Excerpts from a figure dataset:
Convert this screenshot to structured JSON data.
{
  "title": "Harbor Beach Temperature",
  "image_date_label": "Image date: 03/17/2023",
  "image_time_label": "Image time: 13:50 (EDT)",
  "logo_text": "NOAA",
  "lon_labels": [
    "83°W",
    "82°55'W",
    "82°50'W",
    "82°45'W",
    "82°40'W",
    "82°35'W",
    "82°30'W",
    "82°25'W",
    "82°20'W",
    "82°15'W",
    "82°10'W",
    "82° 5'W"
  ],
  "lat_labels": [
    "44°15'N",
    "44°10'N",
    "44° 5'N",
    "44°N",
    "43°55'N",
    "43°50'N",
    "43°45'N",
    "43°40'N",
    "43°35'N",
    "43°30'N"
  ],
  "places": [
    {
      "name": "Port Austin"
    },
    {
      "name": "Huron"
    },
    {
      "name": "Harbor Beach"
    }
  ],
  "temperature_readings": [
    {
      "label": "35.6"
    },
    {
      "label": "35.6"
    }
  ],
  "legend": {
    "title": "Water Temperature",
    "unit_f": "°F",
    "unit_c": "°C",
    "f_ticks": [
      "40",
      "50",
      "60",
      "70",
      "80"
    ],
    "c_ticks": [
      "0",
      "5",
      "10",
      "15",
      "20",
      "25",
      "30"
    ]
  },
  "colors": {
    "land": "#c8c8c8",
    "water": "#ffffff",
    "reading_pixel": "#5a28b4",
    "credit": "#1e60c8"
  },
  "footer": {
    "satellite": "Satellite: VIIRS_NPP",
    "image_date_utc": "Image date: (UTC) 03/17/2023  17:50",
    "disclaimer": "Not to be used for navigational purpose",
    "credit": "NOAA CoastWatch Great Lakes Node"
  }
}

§ YOUR INSTRUCTIONS
Quote every line of the data, word for word.

§ REPLY
Convert this screenshot to structured JSON data.
{
  "title": "Harbor Beach Temperature",
  "image_date_label": "Image date: 03/17/2023",
  "image_time_label": "Image time: 13:50 (EDT)",
  "logo_text": "NOAA",
  "lon_labels": [
    "83°W",
    "82°55'W",
    "82°50'W",
    "82°45'W",
    "82°40'W",
    "82°35'W",
    "82°30'W",
    "82°25'W",
    "82°20'W",
    "82°15'W",
    "82°10'W",
    "82° 5'W"
  ],
  "lat_labels": [
    "44°15'N",
    "44°10'N",
    "44° 5'N",
    "44°N",
    "43°55'N",
    "43°50'N",
    "43°45'N",
    "43°40'N",
    "43°35'N",
    "43°30'N"
  ],
  "places": [
    {
      "name": "Port Austin"
    },
    {
      "name": "Huron"
    },
    {
      "name": "Harbor Beach"
    }
  ],
  "temperature_readings": [
    {
      "label": "35.6"
    },
    {
      "label": "35.6"
    }
  ],
  "legend": {
    "title": "Water Temperature",
    "unit_f": "°F",
    "unit_c": "°C",
    "f_ticks": [
      "40",
      "50",
      "60",
      "70",
      "80"
    ],
    "c_ticks": [
      "0",
      "5",
      "10",
      "15",
      "20",
      "25",
      "30"
    ]
  },
  "colors": {
    "land": "#c8c8c8",
    "water": "#ffffff",
    "reading_pixel": "#5a28b4",
    "credit": "#1e60c8"
  },
  "footer": {
    "satellite": "Satellite: VIIRS_NPP",
    "image_date_utc": "Image date: (UTC) 03/17/2023  17:50",
    "disclaimer": "Not to be used for navigational purpose",
    "credit": "NOAA CoastWatch Great Lakes Node"
  }
}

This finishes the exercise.